Passage provided.
####################
Man pleads guilty to gun possession in connection with 2022 NYC synagogue threat
Prosecutors say tragedy was averted in case resulting from arrests at Penn Station

The gun recovered in the case of a man who threatened online to shoot up a synagogue. Courtesy of U.S. attorney’s office
A man charged in what prosecutors say was a planned terror attack on New York’s Jewish community pleaded guilty to gun possession Wednesday, the Manhattan district attorney’s office said.
Christopher Brown, 23, pleaded guilty in New York State Supreme Court in Manhattan to criminal possession of a weapon in the second degree as a crime of terrorism, according to a statement from the office of District Attorney Alvin L. Bragg Jr.
Brown pleaded guilty in exchange for a promised sentence of 10 years in state prison and five years of post-release supervision. The sentencing will take place Nov. 13.
####################
Provided data.
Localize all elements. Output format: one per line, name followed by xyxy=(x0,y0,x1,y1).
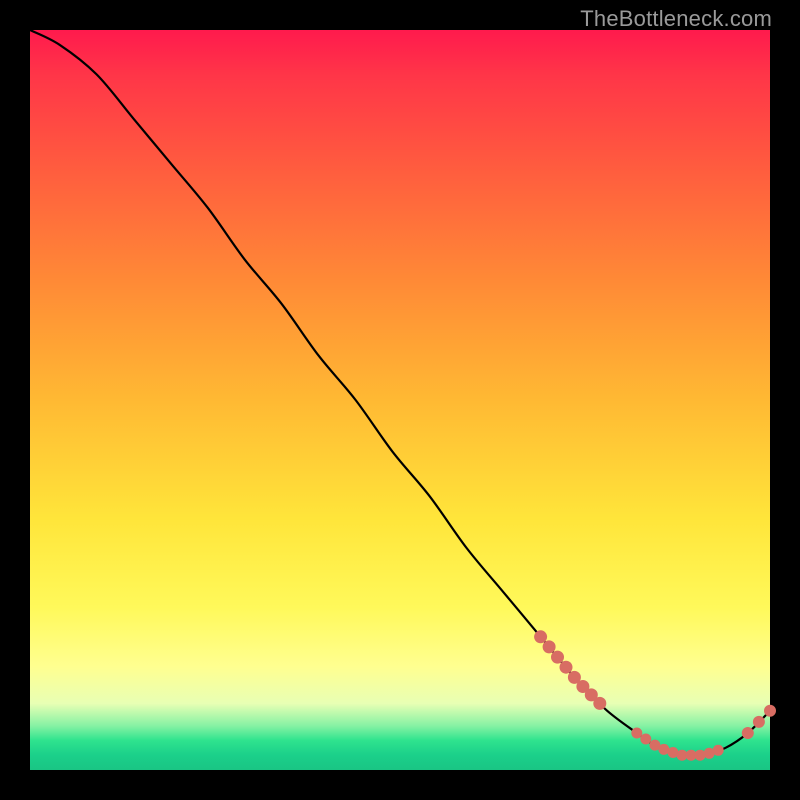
####################
Required tasks.
A. In the passage about the synagogue threat case, rewrite the text starting with "Brown pleaded guilty" and going on through "place Nov. 13.", putting "federal prison" in place of "state prison".
B. According to the passage about the synagogue threat case, on what date is Christopher Brown's sentencing scheduled?

Answers for the tasks.
A.
Brown pleaded guilty in exchange for a promised sentence of 10 years in federal prison and five years of post-release supervision. The sentencing will take place Nov. 13.

B. Nov. 13.